:: Excerpted records

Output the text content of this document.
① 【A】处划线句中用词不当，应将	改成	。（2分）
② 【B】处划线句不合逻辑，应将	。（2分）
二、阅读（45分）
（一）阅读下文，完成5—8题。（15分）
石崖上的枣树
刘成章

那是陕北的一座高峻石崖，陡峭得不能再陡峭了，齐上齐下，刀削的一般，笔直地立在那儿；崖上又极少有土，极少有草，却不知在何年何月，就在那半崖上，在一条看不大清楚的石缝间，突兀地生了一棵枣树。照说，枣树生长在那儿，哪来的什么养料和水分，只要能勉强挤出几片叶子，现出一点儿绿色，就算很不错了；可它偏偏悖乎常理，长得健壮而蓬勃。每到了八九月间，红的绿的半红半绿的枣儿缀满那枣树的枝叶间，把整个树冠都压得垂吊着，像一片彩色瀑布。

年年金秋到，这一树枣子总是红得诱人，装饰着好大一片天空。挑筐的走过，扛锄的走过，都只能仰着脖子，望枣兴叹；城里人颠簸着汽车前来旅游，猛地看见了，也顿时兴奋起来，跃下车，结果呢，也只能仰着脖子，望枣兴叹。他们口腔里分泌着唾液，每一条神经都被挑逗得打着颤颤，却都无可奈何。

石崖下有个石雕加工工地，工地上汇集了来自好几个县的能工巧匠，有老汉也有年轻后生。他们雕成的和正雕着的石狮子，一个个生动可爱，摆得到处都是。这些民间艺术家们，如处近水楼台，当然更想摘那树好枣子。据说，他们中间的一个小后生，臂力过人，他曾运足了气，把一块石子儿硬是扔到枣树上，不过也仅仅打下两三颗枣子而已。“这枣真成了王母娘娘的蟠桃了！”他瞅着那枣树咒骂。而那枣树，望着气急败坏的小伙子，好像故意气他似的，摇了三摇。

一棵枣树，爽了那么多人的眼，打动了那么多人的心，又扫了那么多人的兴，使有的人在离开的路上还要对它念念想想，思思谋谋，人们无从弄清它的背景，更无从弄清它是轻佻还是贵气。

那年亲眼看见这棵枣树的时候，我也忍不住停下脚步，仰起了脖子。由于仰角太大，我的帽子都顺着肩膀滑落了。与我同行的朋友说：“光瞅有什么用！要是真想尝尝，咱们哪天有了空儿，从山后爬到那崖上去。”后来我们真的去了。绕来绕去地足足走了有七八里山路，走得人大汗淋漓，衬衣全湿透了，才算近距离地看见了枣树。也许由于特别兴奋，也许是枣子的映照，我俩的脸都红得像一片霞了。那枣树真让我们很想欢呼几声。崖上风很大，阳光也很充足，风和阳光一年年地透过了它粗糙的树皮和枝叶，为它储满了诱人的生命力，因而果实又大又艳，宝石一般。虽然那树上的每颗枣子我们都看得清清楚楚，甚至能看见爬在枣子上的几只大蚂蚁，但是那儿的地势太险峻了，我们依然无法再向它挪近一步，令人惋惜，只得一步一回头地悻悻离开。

::::

Your objective = Retype the records above exactly.

Task answer =
Output the text content of this document.
① 【A】处划线句中用词不当，应将	改成	。（2分）
② 【B】处划线句不合逻辑，应将	。（2分）
二、阅读（45分）
（一）阅读下文，完成5—8题。（15分）
石崖上的枣树
刘成章

那是陕北的一座高峻石崖，陡峭得不能再陡峭了，齐上齐下，刀削的一般，笔直地立在那儿；崖上又极少有土，极少有草，却不知在何年何月，就在那半崖上，在一条看不大清楚的石缝间，突兀地生了一棵枣树。照说，枣树生长在那儿，哪来的什么养料和水分，只要能勉强挤出几片叶子，现出一点儿绿色，就算很不错了；可它偏偏悖乎常理，长得健壮而蓬勃。每到了八九月间，红的绿的半红半绿的枣儿缀满那枣树的枝叶间，把整个树冠都压得垂吊着，像一片彩色瀑布。

年年金秋到，这一树枣子总是红得诱人，装饰着好大一片天空。挑筐的走过，扛锄的走过，都只能仰着脖子，望枣兴叹；城里人颠簸着汽车前来旅游，猛地看见了，也顿时兴奋起来，跃下车，结果呢，也只能仰着脖子，望枣兴叹。他们口腔里分泌着唾液，每一条神经都被挑逗得打着颤颤，却都无可奈何。

石崖下有个石雕加工工地，工地上汇集了来自好几个县的能工巧匠，有老汉也有年轻后生。他们雕成的和正雕着的石狮子，一个个生动可爱，摆得到处都是。这些民间艺术家们，如处近水楼台，当然更想摘那树好枣子。据说，他们中间的一个小后生，臂力过人，他曾运足了气，把一块石子儿硬是扔到枣树上，不过也仅仅打下两三颗枣子而已。“这枣真成了王母娘娘的蟠桃了！”他瞅着那枣树咒骂。而那枣树，望着气急败坏的小伙子，好像故意气他似的，摇了三摇。

一棵枣树，爽了那么多人的眼，打动了那么多人的心，又扫了那么多人的兴，使有的人在离开的路上还要对它念念想想，思思谋谋，人们无从弄清它的背景，更无从弄清它是轻佻还是贵气。

那年亲眼看见这棵枣树的时候，我也忍不住停下脚步，仰起了脖子。由于仰角太大，我的帽子都顺着肩膀滑落了。与我同行的朋友说：“光瞅有什么用！要是真想尝尝，咱们哪天有了空儿，从山后爬到那崖上去。”后来我们真的去了。绕来绕去地足足走了有七八里山路，走得人大汗淋漓，衬衣全湿透了，才算近距离地看见了枣树。也许由于特别兴奋，也许是枣子的映照，我俩的脸都红得像一片霞了。那枣树真让我们很想欢呼几声。崖上风很大，阳光也很充足，风和阳光一年年地透过了它粗糙的树皮和枝叶，为它储满了诱人的生命力，因而果实又大又艳，宝石一般。虽然那树上的每颗枣子我们都看得清清楚楚，甚至能看见爬在枣子上的几只大蚂蚁，但是那儿的地势太险峻了，我们依然无法再向它挪近一步，令人惋惜，只得一步一回头地悻悻离开。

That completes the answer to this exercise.